[Extracted data entries]:
+ + + + + + +
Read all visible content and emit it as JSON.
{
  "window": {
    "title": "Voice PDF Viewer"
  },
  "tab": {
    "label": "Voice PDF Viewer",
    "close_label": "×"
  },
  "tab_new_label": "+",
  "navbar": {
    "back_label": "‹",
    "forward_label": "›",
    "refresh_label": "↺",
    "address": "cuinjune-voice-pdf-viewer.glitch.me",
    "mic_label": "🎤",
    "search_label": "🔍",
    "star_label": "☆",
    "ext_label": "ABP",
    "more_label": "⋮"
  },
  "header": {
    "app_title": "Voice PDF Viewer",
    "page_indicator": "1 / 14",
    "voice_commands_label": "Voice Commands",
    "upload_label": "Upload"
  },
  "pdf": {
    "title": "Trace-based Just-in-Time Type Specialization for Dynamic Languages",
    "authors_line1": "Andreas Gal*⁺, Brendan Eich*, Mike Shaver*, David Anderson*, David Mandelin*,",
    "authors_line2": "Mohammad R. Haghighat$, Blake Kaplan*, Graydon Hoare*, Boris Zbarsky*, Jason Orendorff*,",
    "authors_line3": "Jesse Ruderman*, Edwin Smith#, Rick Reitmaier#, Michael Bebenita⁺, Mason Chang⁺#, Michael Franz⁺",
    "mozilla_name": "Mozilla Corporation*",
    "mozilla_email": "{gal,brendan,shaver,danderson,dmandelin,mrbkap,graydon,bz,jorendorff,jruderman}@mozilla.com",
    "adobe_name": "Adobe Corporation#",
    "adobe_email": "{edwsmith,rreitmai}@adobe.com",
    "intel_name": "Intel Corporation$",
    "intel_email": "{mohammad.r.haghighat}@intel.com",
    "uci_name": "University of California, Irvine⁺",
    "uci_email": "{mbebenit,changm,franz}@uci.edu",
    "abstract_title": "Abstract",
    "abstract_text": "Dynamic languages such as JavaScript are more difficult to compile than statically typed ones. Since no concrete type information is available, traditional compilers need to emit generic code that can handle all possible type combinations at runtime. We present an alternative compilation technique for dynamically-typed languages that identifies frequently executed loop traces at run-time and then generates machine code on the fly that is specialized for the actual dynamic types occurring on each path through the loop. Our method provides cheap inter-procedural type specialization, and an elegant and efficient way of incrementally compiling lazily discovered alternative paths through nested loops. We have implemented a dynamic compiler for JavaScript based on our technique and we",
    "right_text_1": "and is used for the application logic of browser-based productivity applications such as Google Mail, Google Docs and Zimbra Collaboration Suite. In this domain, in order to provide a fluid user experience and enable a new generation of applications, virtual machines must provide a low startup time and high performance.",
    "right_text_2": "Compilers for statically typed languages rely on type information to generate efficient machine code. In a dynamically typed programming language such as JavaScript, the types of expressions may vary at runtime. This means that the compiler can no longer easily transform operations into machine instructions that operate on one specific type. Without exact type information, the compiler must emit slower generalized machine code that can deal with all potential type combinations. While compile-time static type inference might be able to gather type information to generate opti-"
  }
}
+ + + + + + +
[EXERCISE DIRECTIONS]: Copy out the material word for word and line for line.

[FINAL ANSWER]:
Read all visible content and emit it as JSON.
{
  "window": {
    "title": "Voice PDF Viewer"
  },
  "tab": {
    "label": "Voice PDF Viewer",
    "close_label": "×"
  },
  "tab_new_label": "+",
  "navbar": {
    "back_label": "‹",
    "forward_label": "›",
    "refresh_label": "↺",
    "address": "cuinjune-voice-pdf-viewer.glitch.me",
    "mic_label": "🎤",
    "search_label": "🔍",
    "star_label": "☆",
    "ext_label": "ABP",
    "more_label": "⋮"
  },
  "header": {
    "app_title": "Voice PDF Viewer",
    "page_indicator": "1 / 14",
    "voice_commands_label": "Voice Commands",
    "upload_label": "Upload"
  },
  "pdf": {
    "title": "Trace-based Just-in-Time Type Specialization for Dynamic Languages",
    "authors_line1": "Andreas Gal*⁺, Brendan Eich*, Mike Shaver*, David Anderson*, David Mandelin*,",
    "authors_line2": "Mohammad R. Haghighat$, Blake Kaplan*, Graydon Hoare*, Boris Zbarsky*, Jason Orendorff*,",
    "authors_line3": "Jesse Ruderman*, Edwin Smith#, Rick Reitmaier#, Michael Bebenita⁺, Mason Chang⁺#, Michael Franz⁺",
    "mozilla_name": "Mozilla Corporation*",
    "mozilla_email": "{gal,brendan,shaver,danderson,dmandelin,mrbkap,graydon,bz,jorendorff,jruderman}@mozilla.com",
    "adobe_name": "Adobe Corporation#",
    "adobe_email": "{edwsmith,rreitmai}@adobe.com",
    "intel_name": "Intel Corporation$",
    "intel_email": "{mohammad.r.haghighat}@intel.com",
    "uci_name": "University of California, Irvine⁺",
    "uci_email": "{mbebenit,changm,franz}@uci.edu",
    "abstract_title": "Abstract",
    "abstract_text": "Dynamic languages such as JavaScript are more difficult to compile than statically typed ones. Since no concrete type information is available, traditional compilers need to emit generic code that can handle all possible type combinations at runtime. We present an alternative compilation technique for dynamically-typed languages that identifies frequently executed loop traces at run-time and then generates machine code on the fly that is specialized for the actual dynamic types occurring on each path through the loop. Our method provides cheap inter-procedural type specialization, and an elegant and efficient way of incrementally compiling lazily discovered alternative paths through nested loops. We have implemented a dynamic compiler for JavaScript based on our technique and we",
    "right_text_1": "and is used for the application logic of browser-based productivity applications such as Google Mail, Google Docs and Zimbra Collaboration Suite. In this domain, in order to provide a fluid user experience and enable a new generation of applications, virtual machines must provide a low startup time and high performance.",
    "right_text_2": "Compilers for statically typed languages rely on type information to generate efficient machine code. In a dynamically typed programming language such as JavaScript, the types of expressions may vary at runtime. This means that the compiler can no longer easily transform operations into machine instructions that operate on one specific type. Without exact type information, the compiler must emit slower generalized machine code that can deal with all potential type combinations. While compile-time static type inference might be able to gather type information to generate opti-"
  }
}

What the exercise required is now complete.